(EXERCISE PASSAGE begins)

023: DIY ADR.
I blogged a little about ADR a few weeks ago. I finally got around to the first rerecording session for Interplanetary last night, so I thought I'd post some details on the ADR setup (Mark I).
One of our closets is the "sound booth." The hanging clothes baffle one wall (to cut down on reverb), and blankets and sheets are hung to baffle the other walls. There is another blanket hanging in the doorway. The baffles also help insulate the closet from outside noise. Luckily, it's pretty quiet in our condo at night.
The trusty MacBook (perched atop a stepladder) serves as the actor's monitor. I'd pre-loaded the MacBook with QuickTime videos of the scenes the actor would be rerecording. The MacBook makes a good monitor because (1) the LCD screen looks so good and (2) it is virtually silent when playing QuickTime videos off the hard drive (as opposed to, say, a portable DVD player). Though it'd be on the small side, a video iPod would also make a good monitor for DIY ADR.
A headphone splitter attached to the Mac feeds audio to the actor's headphones so she can hear the dialogue she's trying to match. The same shotgun mic we use for production recording is attached to a small mic stand, and the mic's cable runs out of the closet to John's super-awesome Sound Devices 702 digital audio recorder. That headphone splitter connected to the Mac also feeds audio to the 702. My headphones are plugged into the 702, and I end up with the actor's new dialogue (from the mic) in my left ear and the old dialogue (from the QuickTime videos) in my right ear.
Both the Mac and 702 audio recorder can run on batteries, so no AC power is required.
After all that stuff's set up (which only takes 15 or 20 minutes), it's time to get the actor (Amanda Myers in this case) in the "booth" and start rolling. My first plan is to get Amanda to recite the lines in time with the original takes, so I can listen to the playback and get an immediate feel for how closely the new dialogue take matches the original. However, this is easier said than done, since it's tough for Amanda to figure out exactly where to begin the line.
On to plan B: Amanda hits "play" on the Mac, listens to a line of dialogue, hits "pause," then repeats the line. This seems to work pretty well, as Amanda is good at gauging the meter and tempo of the original dialogue.
The only downside of this method is I won't know for sure how well the new lines play with the original film footage until I get them all synced up. I'm not too worried about it, though. Past experience has shown that, as long as the looped lines are fairly close to the originals, timing-wise, there won't be any noticeable "drift" between the picture and dialogue.
I have an idea (Interplanetary ADR Mark II, maybe) for another setup that might allow immediate ADR plus picture playback, but I'll write about that if and when I have time to try it.

(EXERCISE PASSAGE ends)
(GIVEN RECORDS begins)

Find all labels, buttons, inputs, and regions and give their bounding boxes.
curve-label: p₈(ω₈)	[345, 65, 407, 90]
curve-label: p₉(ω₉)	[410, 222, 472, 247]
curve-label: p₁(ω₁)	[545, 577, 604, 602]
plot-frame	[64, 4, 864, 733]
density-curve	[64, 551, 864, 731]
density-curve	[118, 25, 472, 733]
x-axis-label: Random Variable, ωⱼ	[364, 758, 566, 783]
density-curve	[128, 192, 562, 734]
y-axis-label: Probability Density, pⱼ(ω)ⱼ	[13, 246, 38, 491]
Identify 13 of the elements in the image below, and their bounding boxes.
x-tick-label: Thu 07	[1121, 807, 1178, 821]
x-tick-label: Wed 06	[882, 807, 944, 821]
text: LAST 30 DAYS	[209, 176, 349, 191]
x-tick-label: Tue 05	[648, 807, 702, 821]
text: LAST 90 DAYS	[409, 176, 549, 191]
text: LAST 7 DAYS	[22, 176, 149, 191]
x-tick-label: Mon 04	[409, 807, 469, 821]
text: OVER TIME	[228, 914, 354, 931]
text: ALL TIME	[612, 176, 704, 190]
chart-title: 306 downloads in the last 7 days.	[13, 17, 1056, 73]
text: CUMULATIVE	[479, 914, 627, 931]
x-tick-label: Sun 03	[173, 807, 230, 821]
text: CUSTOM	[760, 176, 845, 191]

(GIVEN RECORDS ends)

**EXERCISE SET:**
A – Decide whether each statement agrees with the DIY ADR post. For each, answer yes or no and quote the deciding words. (i) The MacBook used as the actor's monitor sits on a stepladder. (ii) The setup needs AC power to run. (iii) Setting everything up takes about an hour.
B – Return the DIY ADR post's text from "023: DIY ADR." to "setup (Mark I).".

**ANSWERS PER TASK:**
A –
(i) Yes: "The trusty MacBook (perched atop a stepladder) serves as the actor's monitor."
(ii) No: "Both the Mac and 702 audio recorder can run on batteries, so no AC power is required."
(iii) No: "After all that stuff's set up (which only takes 15 or 20 minutes)"

B –
023: DIY ADR.
I blogged a little about ADR a few weeks ago. I finally got around to the first rerecording session for Interplanetary last night, so I thought I'd post some details on the ADR setup (Mark I).